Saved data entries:

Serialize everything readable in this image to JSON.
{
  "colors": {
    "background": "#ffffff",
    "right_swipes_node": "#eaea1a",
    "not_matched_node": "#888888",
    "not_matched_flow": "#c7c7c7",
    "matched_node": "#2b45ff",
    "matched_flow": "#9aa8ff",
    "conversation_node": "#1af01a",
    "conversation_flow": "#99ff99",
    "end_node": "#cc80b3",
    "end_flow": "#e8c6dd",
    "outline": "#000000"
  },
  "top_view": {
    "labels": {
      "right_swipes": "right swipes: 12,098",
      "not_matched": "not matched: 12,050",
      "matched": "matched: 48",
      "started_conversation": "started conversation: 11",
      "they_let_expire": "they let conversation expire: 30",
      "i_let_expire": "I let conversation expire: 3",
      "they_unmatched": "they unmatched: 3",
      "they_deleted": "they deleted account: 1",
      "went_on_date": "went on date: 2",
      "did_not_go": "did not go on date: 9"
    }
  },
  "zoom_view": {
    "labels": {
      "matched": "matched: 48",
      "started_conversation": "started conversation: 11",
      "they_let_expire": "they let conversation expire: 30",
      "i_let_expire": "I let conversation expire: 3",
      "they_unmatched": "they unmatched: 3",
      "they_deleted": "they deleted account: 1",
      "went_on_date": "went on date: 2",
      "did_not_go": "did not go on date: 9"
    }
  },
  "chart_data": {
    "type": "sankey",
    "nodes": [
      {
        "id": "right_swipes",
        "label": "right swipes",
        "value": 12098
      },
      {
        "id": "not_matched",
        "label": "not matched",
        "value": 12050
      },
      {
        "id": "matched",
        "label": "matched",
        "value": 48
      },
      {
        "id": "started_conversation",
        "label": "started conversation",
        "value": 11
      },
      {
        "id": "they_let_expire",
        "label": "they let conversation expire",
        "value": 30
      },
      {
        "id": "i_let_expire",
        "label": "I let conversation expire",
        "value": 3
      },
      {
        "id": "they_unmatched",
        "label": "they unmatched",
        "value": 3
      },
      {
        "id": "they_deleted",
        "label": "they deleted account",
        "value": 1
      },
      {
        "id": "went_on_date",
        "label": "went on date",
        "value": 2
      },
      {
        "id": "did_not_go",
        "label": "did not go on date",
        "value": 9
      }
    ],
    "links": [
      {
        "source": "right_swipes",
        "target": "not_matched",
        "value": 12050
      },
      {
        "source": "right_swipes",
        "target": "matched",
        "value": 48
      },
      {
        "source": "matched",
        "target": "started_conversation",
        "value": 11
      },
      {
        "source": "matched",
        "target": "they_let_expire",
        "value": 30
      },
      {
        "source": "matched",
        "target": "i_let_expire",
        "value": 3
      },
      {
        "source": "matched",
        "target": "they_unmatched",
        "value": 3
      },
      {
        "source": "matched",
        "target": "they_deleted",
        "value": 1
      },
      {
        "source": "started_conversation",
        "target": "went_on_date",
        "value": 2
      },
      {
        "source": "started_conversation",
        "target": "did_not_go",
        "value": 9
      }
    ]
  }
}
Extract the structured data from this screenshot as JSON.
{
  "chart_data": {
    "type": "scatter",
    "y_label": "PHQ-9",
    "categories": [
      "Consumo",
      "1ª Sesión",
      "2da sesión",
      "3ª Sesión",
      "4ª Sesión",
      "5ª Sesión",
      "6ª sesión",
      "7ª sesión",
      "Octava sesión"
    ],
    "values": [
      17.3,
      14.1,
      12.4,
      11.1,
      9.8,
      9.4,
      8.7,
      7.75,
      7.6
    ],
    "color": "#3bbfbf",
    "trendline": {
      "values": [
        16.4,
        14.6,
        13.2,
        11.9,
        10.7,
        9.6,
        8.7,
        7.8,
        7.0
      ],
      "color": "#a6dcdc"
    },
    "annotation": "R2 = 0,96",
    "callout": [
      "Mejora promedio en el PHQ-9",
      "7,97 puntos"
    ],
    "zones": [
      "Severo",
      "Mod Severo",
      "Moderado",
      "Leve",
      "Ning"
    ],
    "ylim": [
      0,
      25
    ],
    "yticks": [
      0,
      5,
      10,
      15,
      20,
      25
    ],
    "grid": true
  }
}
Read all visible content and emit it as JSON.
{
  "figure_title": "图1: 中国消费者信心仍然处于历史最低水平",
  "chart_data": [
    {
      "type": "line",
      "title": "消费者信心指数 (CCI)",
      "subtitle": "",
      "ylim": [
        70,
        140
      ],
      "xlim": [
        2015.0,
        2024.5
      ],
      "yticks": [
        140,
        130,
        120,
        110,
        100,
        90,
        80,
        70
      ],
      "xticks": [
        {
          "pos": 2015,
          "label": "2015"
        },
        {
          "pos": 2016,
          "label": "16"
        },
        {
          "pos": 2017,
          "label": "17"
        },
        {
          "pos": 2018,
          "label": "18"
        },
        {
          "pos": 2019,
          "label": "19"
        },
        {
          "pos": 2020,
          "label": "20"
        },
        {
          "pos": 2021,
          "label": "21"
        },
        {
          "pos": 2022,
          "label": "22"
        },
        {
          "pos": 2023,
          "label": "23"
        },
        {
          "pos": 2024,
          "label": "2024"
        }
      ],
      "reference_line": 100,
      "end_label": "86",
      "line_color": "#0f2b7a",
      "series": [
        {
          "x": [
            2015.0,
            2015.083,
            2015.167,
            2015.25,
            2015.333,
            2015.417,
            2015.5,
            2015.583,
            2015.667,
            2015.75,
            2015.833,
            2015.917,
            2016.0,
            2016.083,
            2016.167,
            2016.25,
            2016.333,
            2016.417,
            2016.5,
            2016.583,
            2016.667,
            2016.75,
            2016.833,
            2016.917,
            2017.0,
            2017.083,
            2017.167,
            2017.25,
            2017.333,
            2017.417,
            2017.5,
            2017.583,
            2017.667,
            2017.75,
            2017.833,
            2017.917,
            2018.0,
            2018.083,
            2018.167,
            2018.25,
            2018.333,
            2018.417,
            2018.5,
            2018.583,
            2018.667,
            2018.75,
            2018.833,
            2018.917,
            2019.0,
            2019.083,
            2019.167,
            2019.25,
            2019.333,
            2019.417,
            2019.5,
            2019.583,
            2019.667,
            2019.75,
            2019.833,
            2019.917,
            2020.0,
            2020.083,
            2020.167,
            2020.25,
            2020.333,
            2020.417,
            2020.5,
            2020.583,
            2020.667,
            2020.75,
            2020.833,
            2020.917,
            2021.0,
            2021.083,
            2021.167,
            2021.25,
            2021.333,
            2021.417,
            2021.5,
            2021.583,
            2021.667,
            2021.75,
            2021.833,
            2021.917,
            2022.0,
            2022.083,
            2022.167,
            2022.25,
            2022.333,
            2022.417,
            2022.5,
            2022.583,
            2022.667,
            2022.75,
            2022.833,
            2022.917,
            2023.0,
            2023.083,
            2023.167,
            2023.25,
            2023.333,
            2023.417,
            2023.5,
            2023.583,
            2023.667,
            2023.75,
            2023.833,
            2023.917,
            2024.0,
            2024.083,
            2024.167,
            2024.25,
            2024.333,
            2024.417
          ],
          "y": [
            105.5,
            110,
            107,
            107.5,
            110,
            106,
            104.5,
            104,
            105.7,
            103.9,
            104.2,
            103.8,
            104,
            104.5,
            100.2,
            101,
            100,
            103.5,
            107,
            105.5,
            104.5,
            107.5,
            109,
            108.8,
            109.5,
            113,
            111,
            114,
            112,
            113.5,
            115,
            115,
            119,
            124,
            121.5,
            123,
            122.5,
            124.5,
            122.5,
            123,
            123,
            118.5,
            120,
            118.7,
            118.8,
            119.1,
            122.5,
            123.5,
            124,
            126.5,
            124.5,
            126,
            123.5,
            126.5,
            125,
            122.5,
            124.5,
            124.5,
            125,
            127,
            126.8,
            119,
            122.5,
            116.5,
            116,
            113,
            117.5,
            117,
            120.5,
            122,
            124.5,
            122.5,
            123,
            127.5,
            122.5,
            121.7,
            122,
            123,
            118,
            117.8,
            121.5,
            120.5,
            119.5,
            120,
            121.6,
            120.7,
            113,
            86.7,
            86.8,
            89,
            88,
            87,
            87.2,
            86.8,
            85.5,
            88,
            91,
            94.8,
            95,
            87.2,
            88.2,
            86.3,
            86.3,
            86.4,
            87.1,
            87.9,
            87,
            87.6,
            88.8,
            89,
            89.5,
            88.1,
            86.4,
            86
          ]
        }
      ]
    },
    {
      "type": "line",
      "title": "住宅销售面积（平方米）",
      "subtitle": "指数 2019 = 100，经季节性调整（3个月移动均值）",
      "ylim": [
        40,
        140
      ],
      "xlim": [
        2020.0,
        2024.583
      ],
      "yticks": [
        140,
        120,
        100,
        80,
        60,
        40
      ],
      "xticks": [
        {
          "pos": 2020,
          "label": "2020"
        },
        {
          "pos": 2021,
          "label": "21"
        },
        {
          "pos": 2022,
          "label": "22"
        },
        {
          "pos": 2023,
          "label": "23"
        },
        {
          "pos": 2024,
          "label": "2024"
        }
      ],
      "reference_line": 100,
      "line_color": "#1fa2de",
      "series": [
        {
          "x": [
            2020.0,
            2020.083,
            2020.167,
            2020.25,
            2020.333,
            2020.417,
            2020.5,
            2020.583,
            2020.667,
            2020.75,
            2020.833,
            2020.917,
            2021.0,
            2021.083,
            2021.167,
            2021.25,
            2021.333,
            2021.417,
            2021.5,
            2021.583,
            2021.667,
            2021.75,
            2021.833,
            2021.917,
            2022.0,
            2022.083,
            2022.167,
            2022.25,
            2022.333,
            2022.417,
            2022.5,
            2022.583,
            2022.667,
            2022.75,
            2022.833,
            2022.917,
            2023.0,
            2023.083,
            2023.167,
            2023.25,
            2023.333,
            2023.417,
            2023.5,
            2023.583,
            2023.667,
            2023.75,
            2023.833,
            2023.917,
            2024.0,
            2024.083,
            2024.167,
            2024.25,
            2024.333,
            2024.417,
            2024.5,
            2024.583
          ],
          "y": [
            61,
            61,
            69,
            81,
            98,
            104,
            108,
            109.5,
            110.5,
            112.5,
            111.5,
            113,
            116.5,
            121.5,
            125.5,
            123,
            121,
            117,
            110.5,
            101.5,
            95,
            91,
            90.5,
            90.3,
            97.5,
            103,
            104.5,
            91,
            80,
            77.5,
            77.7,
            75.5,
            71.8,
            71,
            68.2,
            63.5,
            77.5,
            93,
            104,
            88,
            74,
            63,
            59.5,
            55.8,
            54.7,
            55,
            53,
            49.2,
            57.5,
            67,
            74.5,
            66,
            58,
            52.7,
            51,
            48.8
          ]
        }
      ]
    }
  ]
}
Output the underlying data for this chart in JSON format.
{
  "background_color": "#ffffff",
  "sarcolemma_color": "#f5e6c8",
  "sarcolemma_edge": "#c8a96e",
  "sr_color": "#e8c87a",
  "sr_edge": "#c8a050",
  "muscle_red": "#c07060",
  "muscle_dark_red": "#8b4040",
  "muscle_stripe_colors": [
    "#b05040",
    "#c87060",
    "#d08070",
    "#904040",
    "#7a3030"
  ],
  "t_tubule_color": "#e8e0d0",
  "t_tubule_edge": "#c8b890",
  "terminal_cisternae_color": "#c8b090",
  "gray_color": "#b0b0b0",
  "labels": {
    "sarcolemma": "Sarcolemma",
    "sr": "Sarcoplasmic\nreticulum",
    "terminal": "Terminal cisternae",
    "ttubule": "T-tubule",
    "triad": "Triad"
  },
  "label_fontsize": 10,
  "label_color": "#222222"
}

INSTRUCTION
In the entries above, locate every line with the word "subtitle" and copy it.

OUTPUT BELOW
      "subtitle": "",
      "subtitle": "指数 2019 = 100，经季节性调整（3个月移动均值）",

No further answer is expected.